[BEGIN]

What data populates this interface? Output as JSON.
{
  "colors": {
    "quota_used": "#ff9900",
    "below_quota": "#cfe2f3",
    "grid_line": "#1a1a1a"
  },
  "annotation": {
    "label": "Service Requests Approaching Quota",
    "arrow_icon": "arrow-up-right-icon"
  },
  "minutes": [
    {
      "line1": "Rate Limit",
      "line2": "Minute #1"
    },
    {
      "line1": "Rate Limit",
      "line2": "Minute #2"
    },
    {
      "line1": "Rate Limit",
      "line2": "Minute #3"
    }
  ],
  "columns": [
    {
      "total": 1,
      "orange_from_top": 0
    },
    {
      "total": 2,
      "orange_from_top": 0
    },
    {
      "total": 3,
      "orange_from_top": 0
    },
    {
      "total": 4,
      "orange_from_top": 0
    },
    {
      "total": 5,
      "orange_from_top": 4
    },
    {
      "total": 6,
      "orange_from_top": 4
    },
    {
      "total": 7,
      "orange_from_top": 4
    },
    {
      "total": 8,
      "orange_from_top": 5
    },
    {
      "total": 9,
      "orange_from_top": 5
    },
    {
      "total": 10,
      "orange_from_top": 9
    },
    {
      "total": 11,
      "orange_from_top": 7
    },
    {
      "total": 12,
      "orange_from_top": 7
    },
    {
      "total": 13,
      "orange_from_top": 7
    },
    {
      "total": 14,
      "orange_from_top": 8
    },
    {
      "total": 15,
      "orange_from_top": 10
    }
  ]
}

[END]

# WRITTEN PROBLEM:
Extract the listing in its entirety and repeat it exactly.

# SOLUTION TO THE EXERCISE:
What data populates this interface? Output as JSON.
{
  "colors": {
    "quota_used": "#ff9900",
    "below_quota": "#cfe2f3",
    "grid_line": "#1a1a1a"
  },
  "annotation": {
    "label": "Service Requests Approaching Quota",
    "arrow_icon": "arrow-up-right-icon"
  },
  "minutes": [
    {
      "line1": "Rate Limit",
      "line2": "Minute #1"
    },
    {
      "line1": "Rate Limit",
      "line2": "Minute #2"
    },
    {
      "line1": "Rate Limit",
      "line2": "Minute #3"
    }
  ],
  "columns": [
    {
      "total": 1,
      "orange_from_top": 0
    },
    {
      "total": 2,
      "orange_from_top": 0
    },
    {
      "total": 3,
      "orange_from_top": 0
    },
    {
      "total": 4,
      "orange_from_top": 0
    },
    {
      "total": 5,
      "orange_from_top": 4
    },
    {
      "total": 6,
      "orange_from_top": 4
    },
    {
      "total": 7,
      "orange_from_top": 4
    },
    {
      "total": 8,
      "orange_from_top": 5
    },
    {
      "total": 9,
      "orange_from_top": 5
    },
    {
      "total": 10,
      "orange_from_top": 9
    },
    {
      "total": 11,
      "orange_from_top": 7
    },
    {
      "total": 12,
      "orange_from_top": 7
    },
    {
      "total": 13,
      "orange_from_top": 7
    },
    {
      "total": 14,
      "orange_from_top": 8
    },
    {
      "total": 15,
      "orange_from_top": 10
    }
  ]
}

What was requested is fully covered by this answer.